▶ _Direction_:
Select all lines with the string "star" in them, and copy those lines.

▶ _Records supplied_:
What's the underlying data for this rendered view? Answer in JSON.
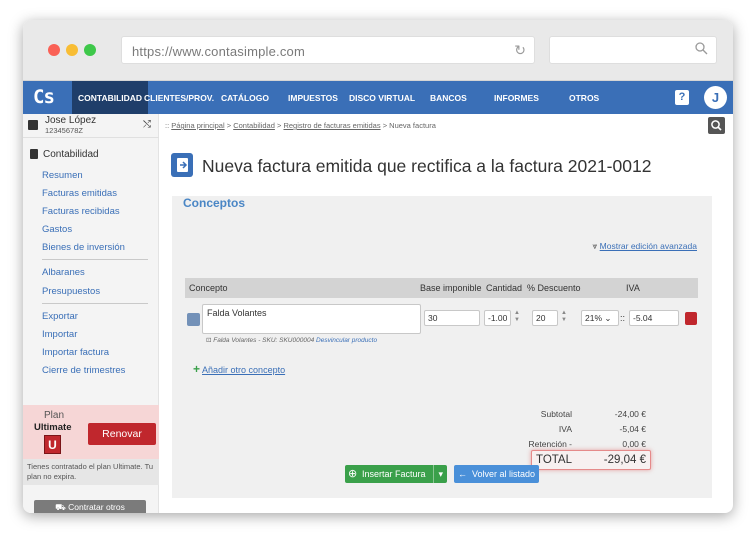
{
  "browser": {
    "url": "https://www.contasimple.com",
    "dots": [
      "#fa6156",
      "#f8bd34",
      "#3ec84a"
    ]
  },
  "nav": {
    "logo": "Cs",
    "items": [
      {
        "label": "CONTABILIDAD",
        "active": true
      },
      {
        "label": "CLIENTES/PROV."
      },
      {
        "label": "CATÁLOGO"
      },
      {
        "label": "IMPUESTOS"
      },
      {
        "label": "DISCO VIRTUAL"
      },
      {
        "label": "BANCOS"
      },
      {
        "label": "INFORMES"
      },
      {
        "label": "OTROS"
      }
    ],
    "help": "?",
    "avatar": "J"
  },
  "user": {
    "name": "Jose López",
    "id": "12345678Z"
  },
  "sidebar": {
    "section": "Contabilidad",
    "links": [
      "Resumen",
      "Facturas emitidas",
      "Facturas recibidas",
      "Gastos",
      "Bienes de inversión"
    ],
    "links2": [
      "Albaranes",
      "Presupuestos"
    ],
    "links3": [
      "Exportar",
      "Importar",
      "Importar factura",
      "Cierre de trimestres"
    ],
    "plan_label": "Plan",
    "plan_name": "Ultimate",
    "plan_badge": "U",
    "renew": "Renovar",
    "plan_note": "Tienes contratado el plan Ultimate. Tu plan no expira.",
    "contract_others": "Contratar otros"
  },
  "breadcrumb": {
    "sep": "::",
    "items": [
      "Página principal",
      "Contabilidad",
      "Registro de facturas emitidas",
      "Nueva factura"
    ]
  },
  "page_title": "Nueva factura emitida que rectifica a la factura 2021-0012",
  "panel": {
    "title": "Conceptos",
    "advanced": "Mostrar edición avanzada",
    "headers": {
      "concept": "Concepto",
      "base": "Base imponible",
      "qty": "Cantidad",
      "disc": "% Descuento",
      "iva": "IVA"
    },
    "row": {
      "concept": "Falda Volantes",
      "base": "30",
      "qty": "-1.00",
      "disc": "20",
      "iva_rate": "21%",
      "iva_sep": "::",
      "iva_amount": "-5.04"
    },
    "sku_text": "Falda Volantes - SKU: SKU000004",
    "unlink": "Desvincular producto",
    "add_concept": "Añadir otro concepto",
    "totals": {
      "subtotal_label": "Subtotal",
      "subtotal": "-24,00 €",
      "iva_label": "IVA",
      "iva": "-5,04 €",
      "ret_label": "Retención -",
      "ret": "0,00 €",
      "total_label": "TOTAL",
      "total": "-29,04 €"
    },
    "insert": "Insertar Factura",
    "back": "Volver al listado"
  }
}
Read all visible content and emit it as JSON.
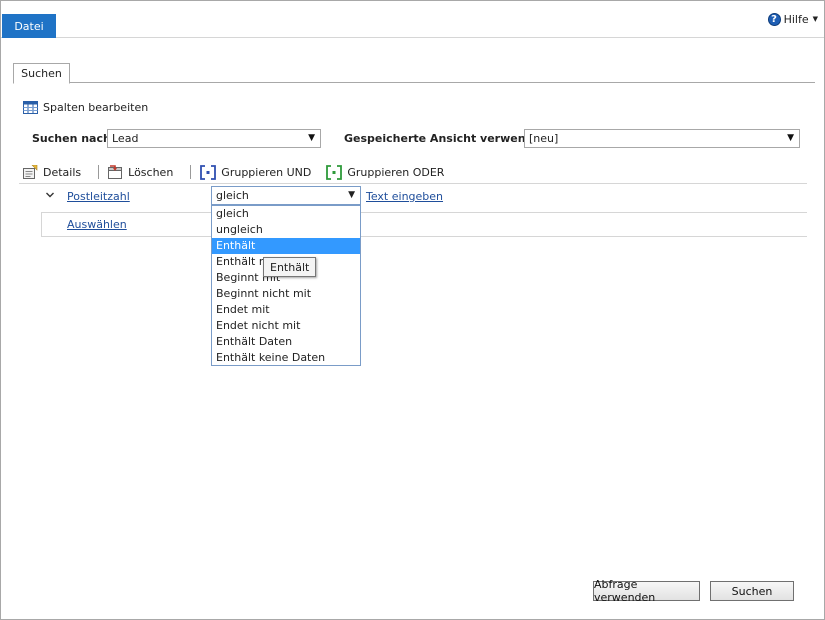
{
  "topbar": {
    "file_tab": "Datei",
    "help_label": "Hilfe"
  },
  "tabs": [
    {
      "label": "Suchen"
    }
  ],
  "toolbar_top": {
    "edit_columns": "Spalten bearbeiten"
  },
  "search": {
    "search_for_label": "Suchen nach:",
    "search_for_value": "Lead",
    "saved_view_label": "Gespeicherte Ansicht verwenden:",
    "saved_view_value": "[neu]"
  },
  "actions": {
    "details": "Details",
    "delete": "Löschen",
    "group_and": "Gruppieren UND",
    "group_or": "Gruppieren ODER"
  },
  "criteria": {
    "field": "Postleitzahl",
    "operator": "gleich",
    "value_link": "Text eingeben",
    "select_link": "Auswählen"
  },
  "operator_options": [
    {
      "label": "gleich",
      "selected": false
    },
    {
      "label": "ungleich",
      "selected": false
    },
    {
      "label": "Enthält",
      "selected": true
    },
    {
      "label": "Enthält nicht",
      "selected": false
    },
    {
      "label": "Beginnt mit",
      "selected": false
    },
    {
      "label": "Beginnt nicht mit",
      "selected": false
    },
    {
      "label": "Endet mit",
      "selected": false
    },
    {
      "label": "Endet nicht mit",
      "selected": false
    },
    {
      "label": "Enthält Daten",
      "selected": false
    },
    {
      "label": "Enthält keine Daten",
      "selected": false
    }
  ],
  "tooltip": "Enthält",
  "buttons": {
    "use_query": "Abfrage verwenden",
    "search": "Suchen"
  },
  "colors": {
    "accent": "#1f73c6",
    "selection": "#3399ff",
    "link": "#1f4e9b"
  }
}
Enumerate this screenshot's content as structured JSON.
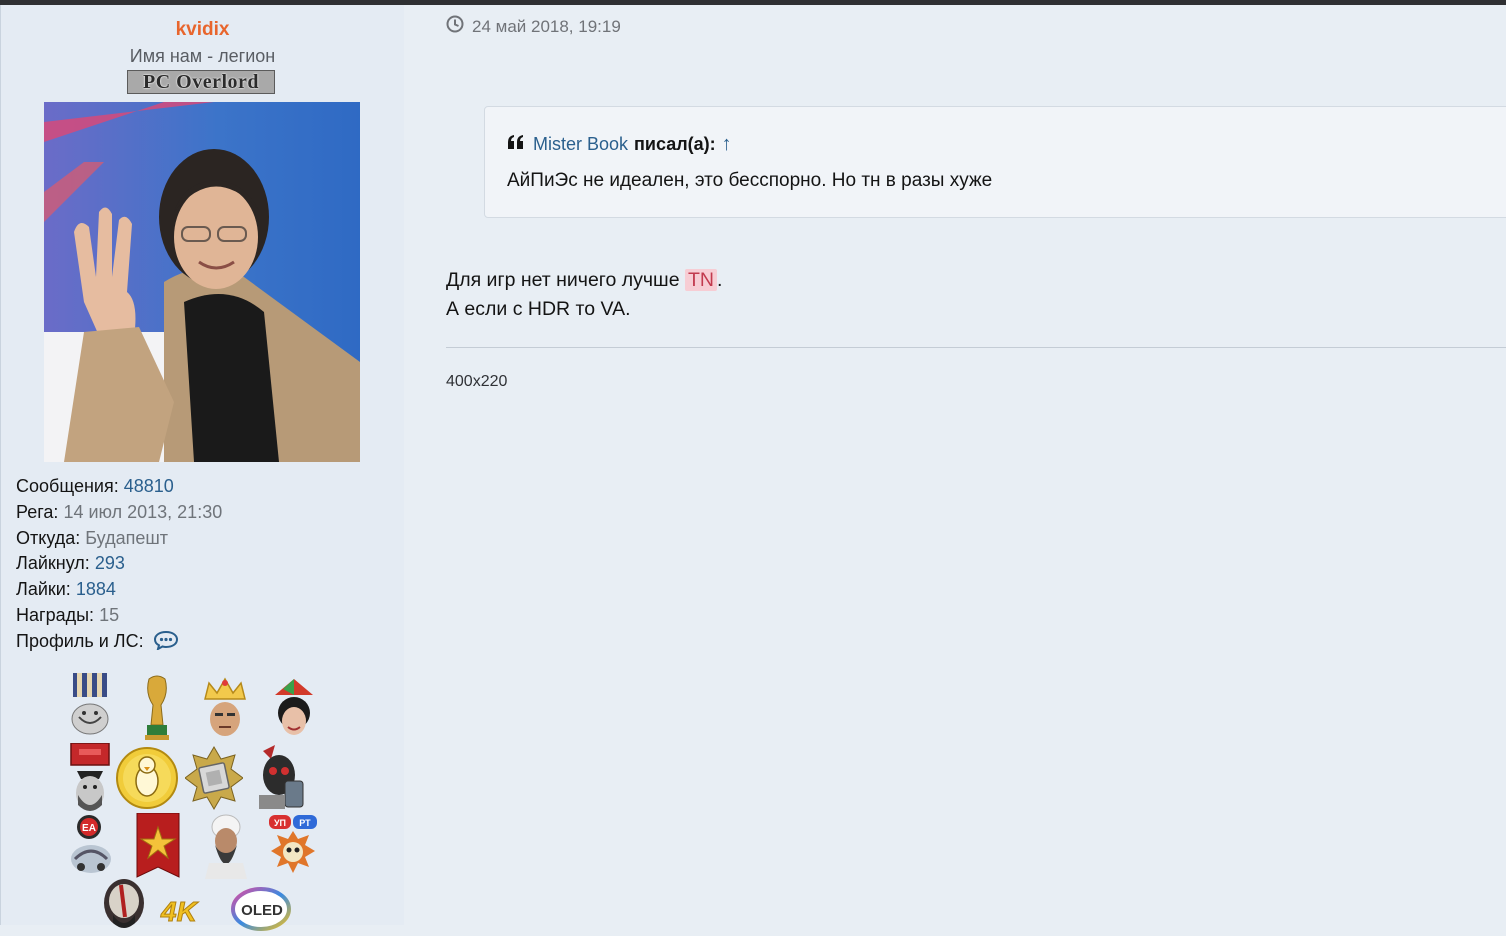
{
  "author": {
    "username": "kvidix",
    "title": "Имя нам - легион",
    "rank_banner": "PC Overlord"
  },
  "stats": [
    {
      "label": "Сообщения:",
      "value": "48810",
      "kind": "link"
    },
    {
      "label": "Рега:",
      "value": "14 июл 2013, 21:30",
      "kind": "muted"
    },
    {
      "label": "Откуда:",
      "value": "Будапешт",
      "kind": "muted"
    },
    {
      "label": "Лайкнул:",
      "value": "293",
      "kind": "link"
    },
    {
      "label": "Лайки:",
      "value": "1884",
      "kind": "link"
    },
    {
      "label": "Награды:",
      "value": "15",
      "kind": "muted"
    },
    {
      "label": "Профиль и ЛС:",
      "value": "",
      "kind": "icon",
      "icon": "chat-bubble-icon"
    }
  ],
  "awards": [
    "medal-troll-icon",
    "world-cup-trophy-icon",
    "crown-face-icon",
    "propeller-hat-face-icon",
    "pirate-medal-icon",
    "gold-penguin-coin-icon",
    "cpu-star-badge-icon",
    "skull-mech-icon",
    "ea-car-badge-icon",
    "red-star-ribbon-icon",
    "bearded-man-icon",
    "up-pt-skull-badge-icon",
    "kratos-icon",
    "4k-logo-icon",
    "oled-logo-icon"
  ],
  "post": {
    "timestamp": "24 май 2018, 19:19",
    "quote": {
      "author": "Mister Book",
      "wrote_label": "писал(а):",
      "arrow": "↑",
      "text": "АйПиЭс не идеален, это бесспорно. Но тн в разы хуже"
    },
    "line1_before": "Для игр нет ничего лучше ",
    "line1_highlight": "TN",
    "line1_after": ".",
    "line2": "А если с HDR то VA.",
    "signature": "400x220"
  },
  "colors": {
    "username": "#e8652c",
    "link": "#2a5f8d",
    "highlight_bg": "#f7cdd4",
    "highlight_text": "#c23a4e",
    "page_bg": "#e8eef4"
  }
}
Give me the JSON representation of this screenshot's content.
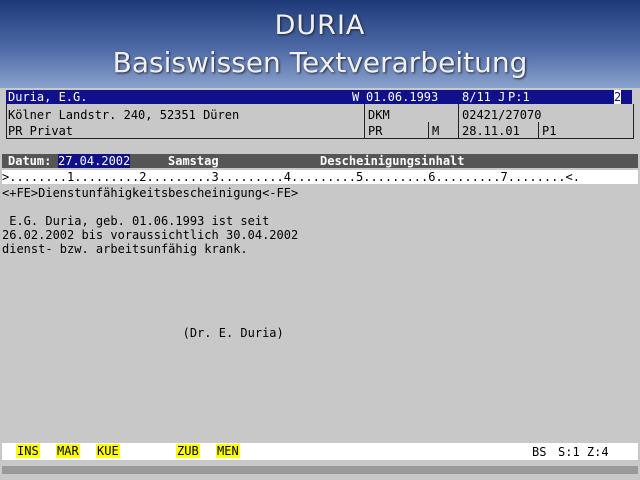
{
  "banner": {
    "line1": "DURIA",
    "line2": "Basiswissen Textverarbeitung"
  },
  "patient": {
    "name": "Duria, E.G.",
    "sex_flag": "W",
    "dob": "01.06.1993",
    "age": "8/11 J",
    "page": "P:1",
    "screen_no": "2",
    "address": "Kölner Landstr. 240, 52351 Düren",
    "insurer": "DKM",
    "phone": "02421/27070",
    "status": "PR Privat",
    "status_code": "PR",
    "member": "M",
    "last_date": "28.11.01",
    "p_code": "P1"
  },
  "datebar": {
    "date_label": "Datum:",
    "date_value": "27.04.2002",
    "weekday": "Samstag",
    "section": "Descheinigungsinhalt"
  },
  "ruler": {
    "text": ">........1.........2.........3.........4.........5.........6.........7........<."
  },
  "document": {
    "lines": [
      "<+FE>Dienstunfähigkeitsbescheinigung<-FE>",
      "",
      " E.G. Duria, geb. 01.06.1993 ist seit",
      "26.02.2002 bis voraussichtlich 30.04.2002",
      "dienst- bzw. arbeitsunfähig krank.",
      "",
      "",
      "",
      "",
      "",
      "                         (Dr. E. Duria)"
    ]
  },
  "statusbar": {
    "keys": [
      "INS",
      "MAR",
      "KUE",
      "ZUB",
      "MEN"
    ],
    "mode": "BS",
    "position": "S:1 Z:4"
  },
  "colors": {
    "header_blue": "#10108a",
    "function_key_yellow": "#ffff00",
    "terminal_gray": "#c8c8c8"
  }
}
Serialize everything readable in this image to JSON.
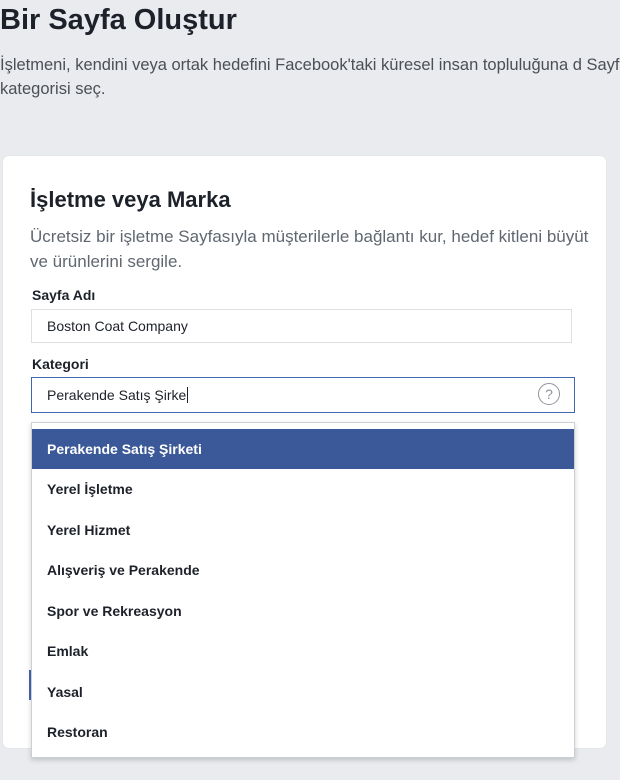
{
  "page": {
    "title": "Bir Sayfa Oluştur",
    "description": "İşletmeni, kendini veya ortak hedefini Facebook'taki küresel insan topluluğuna d Sayfa kategorisi seç."
  },
  "card": {
    "title": "İşletme veya Marka",
    "description": "Ücretsiz bir işletme Sayfasıyla müşterilerle bağlantı kur, hedef kitleni büyüt ve ürünlerini sergile."
  },
  "form": {
    "page_name_label": "Sayfa Adı",
    "page_name_value": "Boston Coat Company",
    "category_label": "Kategori",
    "category_value": "Perakende Satış Şirke"
  },
  "dropdown": {
    "items": [
      "Perakende Satış Şirketi",
      "Yerel İşletme",
      "Yerel Hizmet",
      "Alışveriş ve Perakende",
      "Spor ve Rekreasyon",
      "Emlak",
      "Yasal",
      "Restoran"
    ],
    "selected_index": 0
  },
  "colors": {
    "accent": "#3b5998",
    "focus_border": "#4267b2",
    "background": "#e9ebee"
  },
  "icons": {
    "help": "question-mark-circle-icon"
  }
}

▶ _Exercise output_:
    "cpu-star-badge-icon",
    "red-star-ribbon-icon",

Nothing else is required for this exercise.